» EXERCISE DETAILS: Write out all entries word for word.

» Raw records:
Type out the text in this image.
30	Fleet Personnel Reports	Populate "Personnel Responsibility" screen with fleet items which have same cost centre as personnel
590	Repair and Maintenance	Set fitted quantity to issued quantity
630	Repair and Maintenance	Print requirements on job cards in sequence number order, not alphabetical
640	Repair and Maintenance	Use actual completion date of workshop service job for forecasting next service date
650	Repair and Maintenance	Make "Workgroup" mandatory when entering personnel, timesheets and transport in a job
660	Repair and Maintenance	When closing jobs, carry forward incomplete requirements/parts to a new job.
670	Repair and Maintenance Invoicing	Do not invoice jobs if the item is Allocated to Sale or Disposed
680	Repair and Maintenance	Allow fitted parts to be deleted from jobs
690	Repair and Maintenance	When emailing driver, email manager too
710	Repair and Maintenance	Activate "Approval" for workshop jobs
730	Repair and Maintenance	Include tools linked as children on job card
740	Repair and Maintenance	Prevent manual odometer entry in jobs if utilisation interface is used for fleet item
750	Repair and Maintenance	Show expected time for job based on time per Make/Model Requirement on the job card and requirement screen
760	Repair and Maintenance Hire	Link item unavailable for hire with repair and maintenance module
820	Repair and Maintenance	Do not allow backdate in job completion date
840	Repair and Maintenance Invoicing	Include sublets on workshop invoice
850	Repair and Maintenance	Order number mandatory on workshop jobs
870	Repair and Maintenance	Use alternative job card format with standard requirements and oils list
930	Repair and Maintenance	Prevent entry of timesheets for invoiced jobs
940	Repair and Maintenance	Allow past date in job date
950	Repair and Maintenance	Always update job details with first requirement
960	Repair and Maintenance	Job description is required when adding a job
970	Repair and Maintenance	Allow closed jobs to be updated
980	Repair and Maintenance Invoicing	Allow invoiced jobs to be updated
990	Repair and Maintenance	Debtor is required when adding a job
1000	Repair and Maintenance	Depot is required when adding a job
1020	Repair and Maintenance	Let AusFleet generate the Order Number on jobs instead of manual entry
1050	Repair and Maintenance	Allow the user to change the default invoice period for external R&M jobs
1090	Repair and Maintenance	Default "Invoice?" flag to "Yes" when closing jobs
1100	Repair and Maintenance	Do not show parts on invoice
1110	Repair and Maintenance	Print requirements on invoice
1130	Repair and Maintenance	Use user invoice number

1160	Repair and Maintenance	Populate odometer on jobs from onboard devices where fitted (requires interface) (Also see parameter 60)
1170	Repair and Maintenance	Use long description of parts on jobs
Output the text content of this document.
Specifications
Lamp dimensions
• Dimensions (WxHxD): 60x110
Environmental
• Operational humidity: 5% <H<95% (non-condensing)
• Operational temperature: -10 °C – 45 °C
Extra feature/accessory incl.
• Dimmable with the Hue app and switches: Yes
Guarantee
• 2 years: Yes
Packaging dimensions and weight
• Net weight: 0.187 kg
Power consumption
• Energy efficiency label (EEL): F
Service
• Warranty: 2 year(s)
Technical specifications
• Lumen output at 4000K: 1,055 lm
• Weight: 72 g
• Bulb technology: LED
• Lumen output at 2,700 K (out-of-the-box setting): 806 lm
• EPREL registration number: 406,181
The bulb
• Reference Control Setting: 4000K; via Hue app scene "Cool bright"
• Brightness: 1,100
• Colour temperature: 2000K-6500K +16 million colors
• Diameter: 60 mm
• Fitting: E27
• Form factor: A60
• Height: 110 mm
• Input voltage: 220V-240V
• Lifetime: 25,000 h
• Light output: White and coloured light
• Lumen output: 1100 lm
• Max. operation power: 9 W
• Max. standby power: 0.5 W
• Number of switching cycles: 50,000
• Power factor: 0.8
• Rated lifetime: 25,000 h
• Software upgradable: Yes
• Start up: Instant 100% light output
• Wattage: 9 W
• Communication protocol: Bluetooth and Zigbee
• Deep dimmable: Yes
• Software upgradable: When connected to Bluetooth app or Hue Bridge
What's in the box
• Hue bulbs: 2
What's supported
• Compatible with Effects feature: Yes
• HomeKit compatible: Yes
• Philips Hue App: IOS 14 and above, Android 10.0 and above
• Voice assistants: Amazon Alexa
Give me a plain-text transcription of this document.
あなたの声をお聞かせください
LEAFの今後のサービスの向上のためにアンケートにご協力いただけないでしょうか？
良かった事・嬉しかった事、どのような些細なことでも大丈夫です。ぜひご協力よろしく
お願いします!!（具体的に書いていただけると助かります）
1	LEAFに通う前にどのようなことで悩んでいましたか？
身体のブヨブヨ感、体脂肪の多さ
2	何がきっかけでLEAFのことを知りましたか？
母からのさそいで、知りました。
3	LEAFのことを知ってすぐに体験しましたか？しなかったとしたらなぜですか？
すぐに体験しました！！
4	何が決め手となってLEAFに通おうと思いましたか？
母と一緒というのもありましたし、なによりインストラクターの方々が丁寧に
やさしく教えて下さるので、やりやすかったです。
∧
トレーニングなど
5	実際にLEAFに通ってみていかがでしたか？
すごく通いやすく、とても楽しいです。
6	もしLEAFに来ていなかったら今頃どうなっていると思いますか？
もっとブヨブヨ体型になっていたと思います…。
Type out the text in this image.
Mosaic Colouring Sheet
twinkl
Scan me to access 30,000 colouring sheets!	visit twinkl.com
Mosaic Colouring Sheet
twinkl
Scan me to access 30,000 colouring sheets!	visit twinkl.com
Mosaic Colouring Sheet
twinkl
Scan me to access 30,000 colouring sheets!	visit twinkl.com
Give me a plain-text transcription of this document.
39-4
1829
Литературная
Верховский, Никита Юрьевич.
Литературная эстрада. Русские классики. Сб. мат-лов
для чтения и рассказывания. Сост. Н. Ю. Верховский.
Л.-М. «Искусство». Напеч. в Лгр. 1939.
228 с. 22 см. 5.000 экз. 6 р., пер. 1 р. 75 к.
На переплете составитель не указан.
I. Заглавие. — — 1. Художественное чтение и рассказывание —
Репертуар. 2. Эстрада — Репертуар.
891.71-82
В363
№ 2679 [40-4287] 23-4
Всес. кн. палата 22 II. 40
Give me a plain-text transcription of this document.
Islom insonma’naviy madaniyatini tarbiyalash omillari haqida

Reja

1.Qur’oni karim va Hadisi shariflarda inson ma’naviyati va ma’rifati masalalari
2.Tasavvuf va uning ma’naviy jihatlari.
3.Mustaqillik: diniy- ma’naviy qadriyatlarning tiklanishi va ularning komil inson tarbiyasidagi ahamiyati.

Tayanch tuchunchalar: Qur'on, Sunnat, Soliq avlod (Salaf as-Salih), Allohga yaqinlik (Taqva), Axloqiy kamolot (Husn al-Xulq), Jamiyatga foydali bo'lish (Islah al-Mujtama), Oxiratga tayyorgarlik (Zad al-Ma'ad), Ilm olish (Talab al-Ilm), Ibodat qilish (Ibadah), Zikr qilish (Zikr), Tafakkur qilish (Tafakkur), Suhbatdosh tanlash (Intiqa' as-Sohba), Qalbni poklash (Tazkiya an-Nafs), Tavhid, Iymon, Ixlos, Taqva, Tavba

» SOLUTION FOR THIS EXERCISE:
Type out the text in this image.
30	Fleet Personnel Reports	Populate "Personnel Responsibility" screen with fleet items which have same cost centre as personnel
590	Repair and Maintenance	Set fitted quantity to issued quantity
630	Repair and Maintenance	Print requirements on job cards in sequence number order, not alphabetical
640	Repair and Maintenance	Use actual completion date of workshop service job for forecasting next service date
650	Repair and Maintenance	Make "Workgroup" mandatory when entering personnel, timesheets and transport in a job
660	Repair and Maintenance	When closing jobs, carry forward incomplete requirements/parts to a new job.
670	Repair and Maintenance Invoicing	Do not invoice jobs if the item is Allocated to Sale or Disposed
680	Repair and Maintenance	Allow fitted parts to be deleted from jobs
690	Repair and Maintenance	When emailing driver, email manager too
710	Repair and Maintenance	Activate "Approval" for workshop jobs
730	Repair and Maintenance	Include tools linked as children on job card
740	Repair and Maintenance	Prevent manual odometer entry in jobs if utilisation interface is used for fleet item
750	Repair and Maintenance	Show expected time for job based on time per Make/Model Requirement on the job card and requirement screen
760	Repair and Maintenance Hire	Link item unavailable for hire with repair and maintenance module
820	Repair and Maintenance	Do not allow backdate in job completion date
840	Repair and Maintenance Invoicing	Include sublets on workshop invoice
850	Repair and Maintenance	Order number mandatory on workshop jobs
870	Repair and Maintenance	Use alternative job card format with standard requirements and oils list
930	Repair and Maintenance	Prevent entry of timesheets for invoiced jobs
940	Repair and Maintenance	Allow past date in job date
950	Repair and Maintenance	Always update job details with first requirement
960	Repair and Maintenance	Job description is required when adding a job
970	Repair and Maintenance	Allow closed jobs to be updated
980	Repair and Maintenance Invoicing	Allow invoiced jobs to be updated
990	Repair and Maintenance	Debtor is required when adding a job
1000	Repair and Maintenance	Depot is required when adding a job
1020	Repair and Maintenance	Let AusFleet generate the Order Number on jobs instead of manual entry
1050	Repair and Maintenance	Allow the user to change the default invoice period for external R&M jobs
1090	Repair and Maintenance	Default "Invoice?" flag to "Yes" when closing jobs
1100	Repair and Maintenance	Do not show parts on invoice
1110	Repair and Maintenance	Print requirements on invoice
1130	Repair and Maintenance	Use user invoice number

1160	Repair and Maintenance	Populate odometer on jobs from onboard devices where fitted (requires interface) (Also see parameter 60)
1170	Repair and Maintenance	Use long description of parts on jobs
Output the text content of this document.
Specifications
Lamp dimensions
• Dimensions (WxHxD): 60x110
Environmental
• Operational humidity: 5% <H<95% (non-condensing)
• Operational temperature: -10 °C – 45 °C
Extra feature/accessory incl.
• Dimmable with the Hue app and switches: Yes
Guarantee
• 2 years: Yes
Packaging dimensions and weight
• Net weight: 0.187 kg
Power consumption
• Energy efficiency label (EEL): F
Service
• Warranty: 2 year(s)
Technical specifications
• Lumen output at 4000K: 1,055 lm
• Weight: 72 g
• Bulb technology: LED
• Lumen output at 2,700 K (out-of-the-box setting): 806 lm
• EPREL registration number: 406,181
The bulb
• Reference Control Setting: 4000K; via Hue app scene "Cool bright"
• Brightness: 1,100
• Colour temperature: 2000K-6500K +16 million colors
• Diameter: 60 mm
• Fitting: E27
• Form factor: A60
• Height: 110 mm
• Input voltage: 220V-240V
• Lifetime: 25,000 h
• Light output: White and coloured light
• Lumen output: 1100 lm
• Max. operation power: 9 W
• Max. standby power: 0.5 W
• Number of switching cycles: 50,000
• Power factor: 0.8
• Rated lifetime: 25,000 h
• Software upgradable: Yes
• Start up: Instant 100% light output
• Wattage: 9 W
• Communication protocol: Bluetooth and Zigbee
• Deep dimmable: Yes
• Software upgradable: When connected to Bluetooth app or Hue Bridge
What's in the box
• Hue bulbs: 2
What's supported
• Compatible with Effects feature: Yes
• HomeKit compatible: Yes
• Philips Hue App: IOS 14 and above, Android 10.0 and above
• Voice assistants: Amazon Alexa
Give me a plain-text transcription of this document.
あなたの声をお聞かせください
LEAFの今後のサービスの向上のためにアンケートにご協力いただけないでしょうか？
良かった事・嬉しかった事、どのような些細なことでも大丈夫です。ぜひご協力よろしく
お願いします!!（具体的に書いていただけると助かります）
1	LEAFに通う前にどのようなことで悩んでいましたか？
身体のブヨブヨ感、体脂肪の多さ
2	何がきっかけでLEAFのことを知りましたか？
母からのさそいで、知りました。
3	LEAFのことを知ってすぐに体験しましたか？しなかったとしたらなぜですか？
すぐに体験しました！！
4	何が決め手となってLEAFに通おうと思いましたか？
母と一緒というのもありましたし、なによりインストラクターの方々が丁寧に
やさしく教えて下さるので、やりやすかったです。
∧
トレーニングなど
5	実際にLEAFに通ってみていかがでしたか？
すごく通いやすく、とても楽しいです。
6	もしLEAFに来ていなかったら今頃どうなっていると思いますか？
もっとブヨブヨ体型になっていたと思います…。
Type out the text in this image.
Mosaic Colouring Sheet
twinkl
Scan me to access 30,000 colouring sheets!	visit twinkl.com
Mosaic Colouring Sheet
twinkl
Scan me to access 30,000 colouring sheets!	visit twinkl.com
Mosaic Colouring Sheet
twinkl
Scan me to access 30,000 colouring sheets!	visit twinkl.com
Give me a plain-text transcription of this document.
39-4
1829
Литературная
Верховский, Никита Юрьевич.
Литературная эстрада. Русские классики. Сб. мат-лов
для чтения и рассказывания. Сост. Н. Ю. Верховский.
Л.-М. «Искусство». Напеч. в Лгр. 1939.
228 с. 22 см. 5.000 экз. 6 р., пер. 1 р. 75 к.
На переплете составитель не указан.
I. Заглавие. — — 1. Художественное чтение и рассказывание —
Репертуар. 2. Эстрада — Репертуар.
891.71-82
В363
№ 2679 [40-4287] 23-4
Всес. кн. палата 22 II. 40
Give me a plain-text transcription of this document.
Islom insonma’naviy madaniyatini tarbiyalash omillari haqida

Reja

1.Qur’oni karim va Hadisi shariflarda inson ma’naviyati va ma’rifati masalalari
2.Tasavvuf va uning ma’naviy jihatlari.
3.Mustaqillik: diniy- ma’naviy qadriyatlarning tiklanishi va ularning komil inson tarbiyasidagi ahamiyati.

Tayanch tuchunchalar: Qur'on, Sunnat, Soliq avlod (Salaf as-Salih), Allohga yaqinlik (Taqva), Axloqiy kamolot (Husn al-Xulq), Jamiyatga foydali bo'lish (Islah al-Mujtama), Oxiratga tayyorgarlik (Zad al-Ma'ad), Ilm olish (Talab al-Ilm), Ibodat qilish (Ibadah), Zikr qilish (Zikr), Tafakkur qilish (Tafakkur), Suhbatdosh tanlash (Intiqa' as-Sohba), Qalbni poklash (Tazkiya an-Nafs), Tavhid, Iymon, Ixlos, Taqva, Tavba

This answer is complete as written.